Prompt:
Each line below either holds the string "rank" or doesn't. Count those that do and give only the number.

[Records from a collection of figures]
__________________________________________________
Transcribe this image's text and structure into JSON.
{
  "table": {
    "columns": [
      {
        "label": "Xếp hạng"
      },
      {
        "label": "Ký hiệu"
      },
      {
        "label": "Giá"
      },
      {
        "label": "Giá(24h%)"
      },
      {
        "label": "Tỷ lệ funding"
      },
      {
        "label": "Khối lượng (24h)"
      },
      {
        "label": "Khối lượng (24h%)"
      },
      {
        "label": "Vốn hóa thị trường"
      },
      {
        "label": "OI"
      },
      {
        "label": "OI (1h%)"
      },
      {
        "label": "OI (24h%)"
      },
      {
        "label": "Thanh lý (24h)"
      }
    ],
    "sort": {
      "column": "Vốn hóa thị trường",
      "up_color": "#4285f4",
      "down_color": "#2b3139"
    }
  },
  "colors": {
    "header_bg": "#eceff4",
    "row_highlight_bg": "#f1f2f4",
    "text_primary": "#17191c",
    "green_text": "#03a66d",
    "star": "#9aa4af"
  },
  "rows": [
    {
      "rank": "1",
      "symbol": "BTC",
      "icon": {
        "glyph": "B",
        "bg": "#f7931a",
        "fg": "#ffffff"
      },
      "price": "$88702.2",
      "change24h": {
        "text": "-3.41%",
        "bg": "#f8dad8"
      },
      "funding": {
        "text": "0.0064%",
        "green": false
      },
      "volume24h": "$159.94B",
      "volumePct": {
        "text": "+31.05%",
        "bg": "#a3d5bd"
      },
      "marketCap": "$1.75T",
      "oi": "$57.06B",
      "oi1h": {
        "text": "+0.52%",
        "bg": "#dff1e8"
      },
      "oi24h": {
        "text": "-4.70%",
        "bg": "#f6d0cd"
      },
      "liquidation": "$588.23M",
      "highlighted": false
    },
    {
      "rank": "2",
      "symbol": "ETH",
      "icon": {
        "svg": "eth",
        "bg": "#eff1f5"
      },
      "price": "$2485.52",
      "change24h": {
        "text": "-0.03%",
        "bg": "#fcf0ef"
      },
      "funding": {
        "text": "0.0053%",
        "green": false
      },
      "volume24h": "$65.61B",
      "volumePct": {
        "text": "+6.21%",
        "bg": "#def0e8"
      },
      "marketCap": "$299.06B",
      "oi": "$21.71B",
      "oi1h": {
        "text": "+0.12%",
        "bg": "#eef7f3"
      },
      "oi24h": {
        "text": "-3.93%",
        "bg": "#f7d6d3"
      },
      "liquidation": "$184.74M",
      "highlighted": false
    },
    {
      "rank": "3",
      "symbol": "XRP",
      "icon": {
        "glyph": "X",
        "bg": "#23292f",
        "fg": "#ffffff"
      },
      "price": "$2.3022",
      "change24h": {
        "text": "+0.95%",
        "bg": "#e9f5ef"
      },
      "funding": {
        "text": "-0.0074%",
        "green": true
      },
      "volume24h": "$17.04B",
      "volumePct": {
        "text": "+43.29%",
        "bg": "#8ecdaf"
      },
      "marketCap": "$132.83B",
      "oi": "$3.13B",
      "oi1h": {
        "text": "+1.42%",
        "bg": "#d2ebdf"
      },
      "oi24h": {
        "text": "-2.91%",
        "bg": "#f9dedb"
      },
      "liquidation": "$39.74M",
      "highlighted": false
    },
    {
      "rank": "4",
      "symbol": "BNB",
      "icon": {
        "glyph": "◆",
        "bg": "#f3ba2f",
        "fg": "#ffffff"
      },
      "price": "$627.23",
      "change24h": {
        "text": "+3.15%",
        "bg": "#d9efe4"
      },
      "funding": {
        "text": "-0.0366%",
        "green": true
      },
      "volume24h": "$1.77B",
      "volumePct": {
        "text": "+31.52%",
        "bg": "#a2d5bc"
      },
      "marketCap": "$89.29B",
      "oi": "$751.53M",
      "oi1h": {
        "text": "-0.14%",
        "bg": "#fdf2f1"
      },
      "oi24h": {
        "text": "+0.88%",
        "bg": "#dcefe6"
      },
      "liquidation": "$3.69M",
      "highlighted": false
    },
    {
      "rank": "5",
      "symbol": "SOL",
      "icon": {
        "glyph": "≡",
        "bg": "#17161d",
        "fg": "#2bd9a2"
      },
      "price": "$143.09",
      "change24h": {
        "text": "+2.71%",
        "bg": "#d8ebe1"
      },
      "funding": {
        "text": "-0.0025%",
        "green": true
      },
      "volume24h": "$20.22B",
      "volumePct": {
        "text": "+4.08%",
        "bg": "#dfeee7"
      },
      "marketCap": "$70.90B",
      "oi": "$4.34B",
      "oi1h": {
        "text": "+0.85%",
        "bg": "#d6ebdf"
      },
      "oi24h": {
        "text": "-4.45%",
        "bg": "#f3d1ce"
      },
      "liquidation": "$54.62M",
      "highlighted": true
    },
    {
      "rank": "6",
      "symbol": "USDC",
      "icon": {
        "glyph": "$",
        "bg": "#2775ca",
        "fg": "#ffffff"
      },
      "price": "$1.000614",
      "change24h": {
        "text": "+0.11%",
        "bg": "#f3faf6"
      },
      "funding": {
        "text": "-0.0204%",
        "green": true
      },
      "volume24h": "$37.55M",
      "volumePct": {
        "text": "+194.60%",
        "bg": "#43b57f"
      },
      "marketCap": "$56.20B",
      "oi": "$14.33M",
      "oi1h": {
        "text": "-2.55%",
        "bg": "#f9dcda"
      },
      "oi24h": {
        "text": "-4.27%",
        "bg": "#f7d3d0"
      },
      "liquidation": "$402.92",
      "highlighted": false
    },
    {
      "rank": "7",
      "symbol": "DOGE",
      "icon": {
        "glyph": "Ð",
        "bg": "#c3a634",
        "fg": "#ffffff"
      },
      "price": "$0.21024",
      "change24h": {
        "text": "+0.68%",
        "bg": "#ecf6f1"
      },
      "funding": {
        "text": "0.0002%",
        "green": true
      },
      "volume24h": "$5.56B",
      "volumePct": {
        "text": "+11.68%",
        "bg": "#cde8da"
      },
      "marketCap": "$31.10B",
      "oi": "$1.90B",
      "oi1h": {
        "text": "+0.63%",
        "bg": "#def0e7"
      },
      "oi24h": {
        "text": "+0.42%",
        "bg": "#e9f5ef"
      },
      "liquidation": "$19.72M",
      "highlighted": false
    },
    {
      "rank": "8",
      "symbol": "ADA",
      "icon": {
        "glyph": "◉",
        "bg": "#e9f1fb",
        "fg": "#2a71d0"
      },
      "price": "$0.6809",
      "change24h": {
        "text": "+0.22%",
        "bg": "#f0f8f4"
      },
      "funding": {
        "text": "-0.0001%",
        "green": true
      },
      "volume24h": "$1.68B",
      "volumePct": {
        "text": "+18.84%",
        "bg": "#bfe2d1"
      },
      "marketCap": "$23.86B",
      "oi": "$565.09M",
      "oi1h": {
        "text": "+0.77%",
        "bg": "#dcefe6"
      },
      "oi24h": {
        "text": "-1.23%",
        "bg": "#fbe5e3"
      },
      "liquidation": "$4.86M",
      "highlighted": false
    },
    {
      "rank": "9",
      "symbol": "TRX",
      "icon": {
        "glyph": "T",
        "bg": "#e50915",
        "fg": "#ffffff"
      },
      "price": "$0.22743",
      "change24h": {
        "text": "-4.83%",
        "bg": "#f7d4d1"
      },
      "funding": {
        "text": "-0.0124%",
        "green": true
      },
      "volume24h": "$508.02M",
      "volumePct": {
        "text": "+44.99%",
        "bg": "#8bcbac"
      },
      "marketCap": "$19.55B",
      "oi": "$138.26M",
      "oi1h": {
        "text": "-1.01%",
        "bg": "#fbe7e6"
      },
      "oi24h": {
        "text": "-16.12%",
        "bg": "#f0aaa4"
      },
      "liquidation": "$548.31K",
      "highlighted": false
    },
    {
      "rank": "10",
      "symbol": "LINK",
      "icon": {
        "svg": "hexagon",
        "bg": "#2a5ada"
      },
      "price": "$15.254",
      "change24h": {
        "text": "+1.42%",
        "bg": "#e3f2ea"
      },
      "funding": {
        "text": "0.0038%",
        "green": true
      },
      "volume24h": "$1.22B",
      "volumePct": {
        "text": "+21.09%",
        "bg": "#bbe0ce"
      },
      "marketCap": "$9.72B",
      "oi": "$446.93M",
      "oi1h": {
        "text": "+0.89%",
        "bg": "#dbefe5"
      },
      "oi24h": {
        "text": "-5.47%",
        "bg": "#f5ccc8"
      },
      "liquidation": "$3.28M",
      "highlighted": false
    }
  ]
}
__________________________________________________
Solution for this problem:
10